SHORT PROBLEM – In the material below, the lines containing the word "will" are required; copy each of them.
....................
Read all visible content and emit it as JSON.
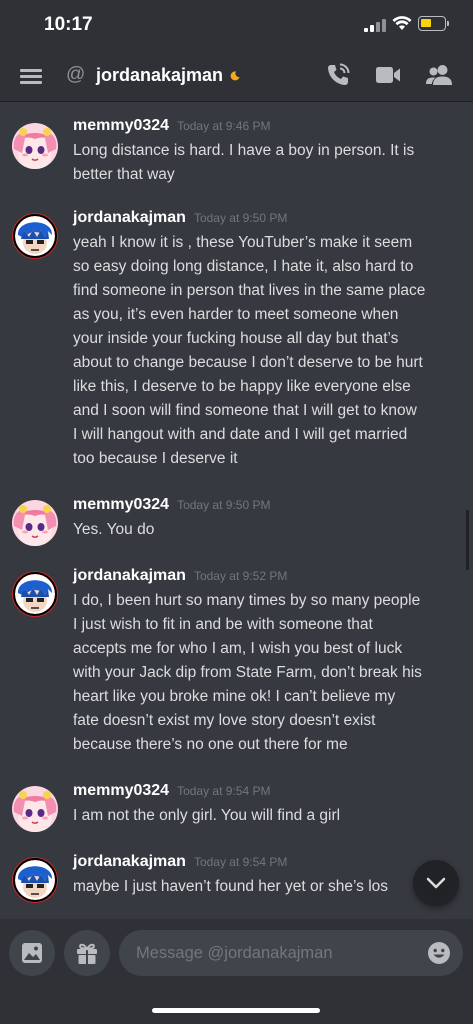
{
  "status_bar": {
    "time": "10:17"
  },
  "header": {
    "title": "jordanakajman"
  },
  "colors": {
    "background": "#36393f",
    "header": "#2f3136",
    "accent_battery": "#f6d60b",
    "memmy_avatar": "#f08aa8",
    "jordan_avatar": "#1f6fd0"
  },
  "messages": [
    {
      "author": "memmy0324",
      "timestamp": "Today at 9:46 PM",
      "avatar": "pink-anime-avatar",
      "lines": [
        "Long distance is hard. I have a boy in person. It is",
        "better that way"
      ]
    },
    {
      "author": "jordanakajman",
      "timestamp": "Today at 9:50 PM",
      "avatar": "blue-anime-avatar",
      "lines": [
        "yeah I know it is , these YouTuber’s make it seem",
        "so easy doing long distance, I hate it, also hard to",
        "find someone in person that lives in the same place",
        "as you, it’s even harder to meet someone when",
        "your inside your fucking house all day but that’s",
        "about to change because I don’t deserve to be hurt",
        "like this, I deserve to be happy like everyone else",
        "and I soon will find someone that I will get to know",
        "I will hangout with and date and I will get married",
        "too because I deserve it"
      ]
    },
    {
      "author": "memmy0324",
      "timestamp": "Today at 9:50 PM",
      "avatar": "pink-anime-avatar",
      "lines": [
        "Yes. You do"
      ]
    },
    {
      "author": "jordanakajman",
      "timestamp": "Today at 9:52 PM",
      "avatar": "blue-anime-avatar",
      "lines": [
        "I do, I been hurt so many times by so many people",
        "I just wish to fit in and be with someone that",
        "accepts me for who I am, I wish you best of luck",
        "with your Jack dip from State Farm, don’t break his",
        "heart like you broke mine ok! I can’t believe my",
        "fate doesn’t exist my love story doesn’t exist",
        "because there’s no one out there for me"
      ]
    },
    {
      "author": "memmy0324",
      "timestamp": "Today at 9:54 PM",
      "avatar": "pink-anime-avatar",
      "lines": [
        "I am not the only girl. You will find a girl"
      ]
    },
    {
      "author": "jordanakajman",
      "timestamp": "Today at 9:54 PM",
      "avatar": "blue-anime-avatar",
      "lines": [
        "maybe I just haven’t found her yet or she’s los"
      ]
    }
  ],
  "composer": {
    "placeholder": "Message @jordanakajman"
  },
  "icons": [
    "hamburger-icon",
    "at-icon",
    "moon-icon",
    "call-icon",
    "video-icon",
    "members-icon",
    "chevron-down-icon",
    "image-icon",
    "gift-icon",
    "emoji-icon"
  ]
}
....................
RESPONSE TO THIS EXERCISE –
        "and I soon will find someone that I will get to know",
        "I will hangout with and date and I will get married",
        "I am not the only girl. You will find a girl"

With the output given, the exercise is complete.